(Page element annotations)
---+---
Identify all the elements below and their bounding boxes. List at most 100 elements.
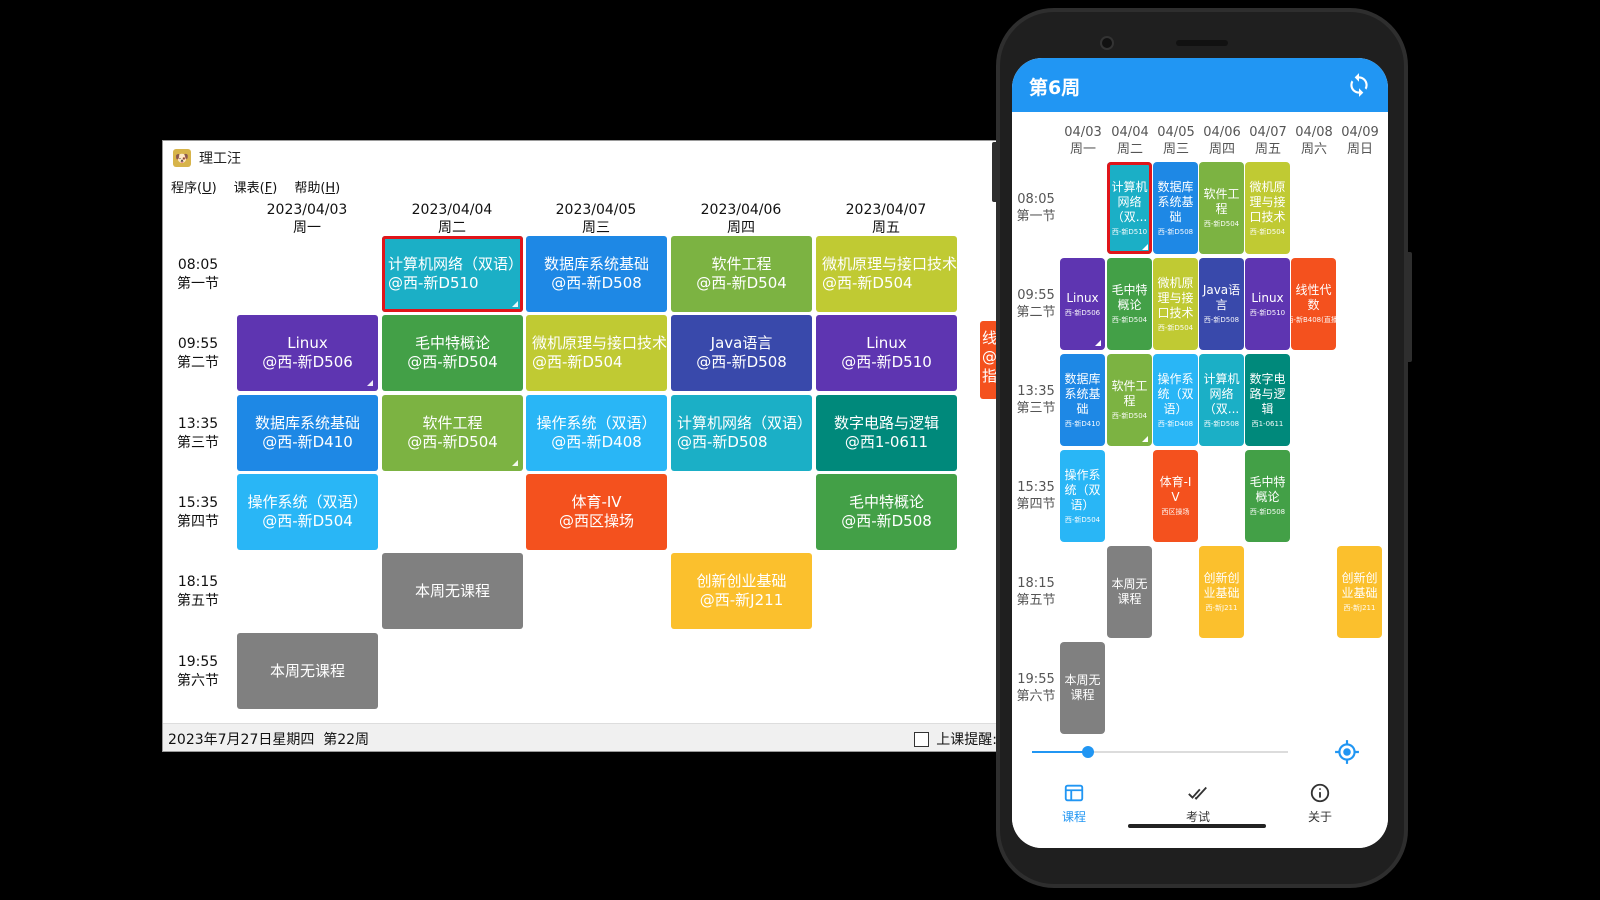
course-location: @西-新D508 bbox=[551, 274, 642, 292]
phone-day-header: 04/06 周四 bbox=[1199, 124, 1245, 158]
phone-course-name: 毛中特概论 bbox=[1249, 475, 1286, 504]
phone-day-date: 04/03 bbox=[1064, 125, 1102, 140]
phone-course-cell[interactable]: 本周无课程 bbox=[1060, 642, 1105, 734]
menu-item-2[interactable]: 帮助(H) bbox=[294, 177, 340, 199]
phone-day-weekday: 周六 bbox=[1300, 142, 1327, 157]
course-cell[interactable]: 创新创业基础 @西-新J211 bbox=[671, 553, 812, 629]
menu-item-0[interactable]: 程序(U) bbox=[171, 177, 217, 199]
reminder-toggle[interactable]: 上课提醒: bbox=[914, 729, 997, 749]
course-name: 毛中特概论 bbox=[414, 334, 490, 352]
phone-course-cell[interactable]: 操作系统（双语） 西-新D504 bbox=[1060, 450, 1105, 542]
menu-item-1[interactable]: 课表(F) bbox=[234, 177, 278, 199]
phone-course-location: 西-新J211 bbox=[1205, 604, 1238, 612]
window-title: 理工汪 bbox=[199, 151, 241, 167]
course-cell[interactable]: 微机原理与接口技术 @西-新D504 bbox=[526, 315, 667, 391]
phone-course-location: 西1-0611 bbox=[1251, 419, 1284, 428]
week-slider-thumb[interactable] bbox=[1082, 746, 1095, 758]
phone-course-cell[interactable]: 数据库系统基础 西-新D410 bbox=[1060, 354, 1105, 446]
course-location: @西1-0611 bbox=[844, 433, 929, 451]
phone-course-cell[interactable]: 计算机网络（双... 西-新D508 bbox=[1199, 354, 1244, 446]
course-cell[interactable]: Linux @西-新D510 bbox=[816, 315, 957, 391]
phone-day-header: 04/07 周五 bbox=[1245, 124, 1291, 158]
phone-course-name: 软件工程 bbox=[1111, 379, 1148, 408]
refresh-icon[interactable] bbox=[1346, 72, 1372, 98]
phone-course-cell[interactable]: 毛中特概论 西-新D504 bbox=[1107, 258, 1152, 350]
course-location: @西-新D504 bbox=[262, 512, 353, 530]
reminder-checkbox[interactable] bbox=[914, 731, 930, 747]
phone-day-header: 04/08 周六 bbox=[1291, 124, 1337, 158]
course-cell[interactable]: 操作系统（双语） @西-新D504 bbox=[237, 474, 378, 550]
menu-item-accelerator: U bbox=[202, 181, 212, 196]
course-name: Linux bbox=[287, 334, 328, 352]
course-cell[interactable]: 毛中特概论 @西-新D508 bbox=[816, 474, 957, 550]
day-header-weekday: 周五 bbox=[872, 220, 900, 236]
phone-course-cell[interactable]: 毛中特概论西-新D508 bbox=[1245, 450, 1290, 542]
course-cell[interactable]: 数字电路与逻辑 @西1-0611 bbox=[816, 395, 957, 471]
phone-day-date: 04/05 bbox=[1157, 125, 1195, 140]
phone-course-cell[interactable]: 本周无课程 bbox=[1107, 546, 1152, 638]
phone-day-date: 04/08 bbox=[1295, 125, 1333, 140]
nav-item-2[interactable]: 关于 bbox=[1280, 782, 1360, 825]
phone-course-cell[interactable]: Linux 西-新D510 bbox=[1245, 258, 1290, 350]
phone-course-cell[interactable]: 计算机网络（双... 西-新D510 bbox=[1107, 162, 1152, 254]
course-cell[interactable]: 数据库系统基础 @西-新D508 bbox=[526, 236, 667, 312]
course-cell[interactable]: Java语言 @西-新D508 bbox=[671, 315, 812, 391]
course-location: @西-新D506 bbox=[262, 353, 353, 371]
course-cell[interactable]: 本周无课程 bbox=[237, 633, 378, 709]
course-location: @西-新D408 bbox=[551, 433, 642, 451]
note-corner-icon bbox=[1142, 436, 1148, 442]
phone-course-cell[interactable]: 创新创业基础 西-新J211 bbox=[1337, 546, 1382, 638]
phone-course-location: 西-新D508 bbox=[1203, 419, 1240, 428]
phone-course-cell[interactable]: 数字电路与逻辑 西1-0611 bbox=[1245, 354, 1290, 446]
course-cell[interactable]: 本周无课程 bbox=[382, 553, 523, 629]
phone-course-cell[interactable]: 体育-IV 西区操场 bbox=[1153, 450, 1198, 542]
course-cell[interactable]: 体育-IV @西区操场 bbox=[526, 474, 667, 550]
day-header: 2023/04/07 周五 bbox=[813, 201, 959, 237]
phone-course-location: 西-新J211 bbox=[1343, 604, 1376, 612]
phone-course-cell[interactable]: 微机原理与接口技术 西-新D504 bbox=[1245, 162, 1290, 254]
course-cell[interactable]: 软件工程 @西-新D504 bbox=[382, 395, 523, 471]
phone-side-button bbox=[992, 142, 998, 202]
phone-course-cell[interactable]: 微机原理与接口技术 西-新D504 bbox=[1153, 258, 1198, 350]
course-cell[interactable]: 操作系统（双语） @西-新D408 bbox=[526, 395, 667, 471]
phone-day-date: 04/09 bbox=[1341, 125, 1379, 140]
phone-course-cell[interactable]: 软件工程 西-新D504 bbox=[1107, 354, 1152, 446]
phone-course-cell[interactable]: 线性代数西-新B408(直播) bbox=[1291, 258, 1336, 350]
phone-course-cell[interactable]: 创新创业基础 西-新J211 bbox=[1199, 546, 1244, 638]
nav-item-label: 课程 bbox=[1061, 810, 1086, 824]
course-name: 本周无课程 bbox=[269, 661, 345, 680]
course-cell[interactable]: 计算机网络（双语） @西-新D510 bbox=[382, 236, 523, 312]
phone-course-cell[interactable]: 软件工程 西-新D504 bbox=[1199, 162, 1244, 254]
nav-item-0[interactable]: 课程 bbox=[1034, 782, 1114, 825]
course-cell[interactable]: 微机原理与接口技术 @西-新D504 bbox=[816, 236, 957, 312]
course-name: 数据库系统基础 bbox=[254, 414, 360, 432]
earpiece-speaker bbox=[1176, 40, 1228, 46]
phone-course-location: 西-新D508 bbox=[1249, 508, 1286, 516]
phone-period: 第一节 bbox=[1016, 209, 1056, 224]
note-corner-icon bbox=[1095, 340, 1101, 346]
phone-period: 第二节 bbox=[1016, 305, 1056, 320]
nav-item-1[interactable]: 考试 bbox=[1158, 782, 1238, 825]
course-cell[interactable]: 计算机网络（双语） @西-新D508 bbox=[671, 395, 812, 471]
app-bar: 第6周 bbox=[1012, 58, 1388, 112]
phone-course-cell[interactable]: Java语言 西-新D508 bbox=[1199, 258, 1244, 350]
status-date-text: 2023年7月27日星期四 bbox=[168, 732, 315, 748]
phone-period: 第四节 bbox=[1016, 497, 1056, 512]
week-slider[interactable] bbox=[1032, 746, 1288, 758]
locate-current-week-icon[interactable] bbox=[1334, 739, 1360, 765]
phone-course-cell[interactable]: Linux 西-新D506 bbox=[1060, 258, 1105, 350]
course-location: @西-新D504 bbox=[696, 274, 787, 292]
phone-course-name: 体育-IV bbox=[1159, 475, 1192, 504]
phone-course-cell[interactable]: 操作系统（双语） 西-新D408 bbox=[1153, 354, 1198, 446]
day-header-date: 2023/04/03 bbox=[266, 202, 348, 218]
course-cell[interactable]: 软件工程 @西-新D504 bbox=[671, 236, 812, 312]
bottom-navigation: 课程 考试 关于 bbox=[1012, 770, 1388, 848]
note-corner-icon bbox=[1142, 244, 1148, 250]
course-cell[interactable]: 毛中特概论 @西-新D504 bbox=[382, 315, 523, 391]
phone-day-weekday: 周三 bbox=[1162, 142, 1189, 157]
course-cell[interactable]: Linux @西-新D506 bbox=[237, 315, 378, 391]
phone-course-cell[interactable]: 数据库系统基础 西-新D508 bbox=[1153, 162, 1198, 254]
course-name: 计算机网络（双语） bbox=[388, 255, 523, 273]
course-cell[interactable]: 数据库系统基础 @西-新D410 bbox=[237, 395, 378, 471]
window-title-bar[interactable]: 🐶 理工汪 bbox=[163, 141, 997, 175]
---+---
TASK REQUIREMENTS = Copy the stretch of lines from the one containing "course-location: @西-新D508 bbox=[551, 274, 642, 292]" through the one containing "week-slider-thumb[interactable] bbox=[1082, 746, 1095, 758]", both ends included, without any changes.

REPLY =
course-location: @西-新D508 bbox=[551, 274, 642, 292]
phone-day-header: 04/06 周四 bbox=[1199, 124, 1245, 158]
phone-course-name: 毛中特概论 bbox=[1249, 475, 1286, 504]
phone-day-date: 04/03 bbox=[1064, 125, 1102, 140]
phone-course-cell[interactable]: 本周无课程 bbox=[1060, 642, 1105, 734]
menu-item-2[interactable]: 帮助(H) bbox=[294, 177, 340, 199]
phone-day-weekday: 周六 bbox=[1300, 142, 1327, 157]
course-cell[interactable]: 创新创业基础 @西-新J211 bbox=[671, 553, 812, 629]
menu-item-0[interactable]: 程序(U) bbox=[171, 177, 217, 199]
reminder-toggle[interactable]: 上课提醒: bbox=[914, 729, 997, 749]
course-name: 毛中特概论 bbox=[414, 334, 490, 352]
phone-course-cell[interactable]: 操作系统（双语） 西-新D504 bbox=[1060, 450, 1105, 542]
menu-item-1[interactable]: 课表(F) bbox=[234, 177, 278, 199]
phone-course-location: 西-新J211 bbox=[1205, 604, 1238, 612]
window-title: 理工汪 bbox=[199, 151, 241, 167]
course-cell[interactable]: 微机原理与接口技术 @西-新D504 bbox=[526, 315, 667, 391]
phone-course-location: 西1-0611 bbox=[1251, 419, 1284, 428]
week-slider-thumb[interactable] bbox=[1082, 746, 1095, 758]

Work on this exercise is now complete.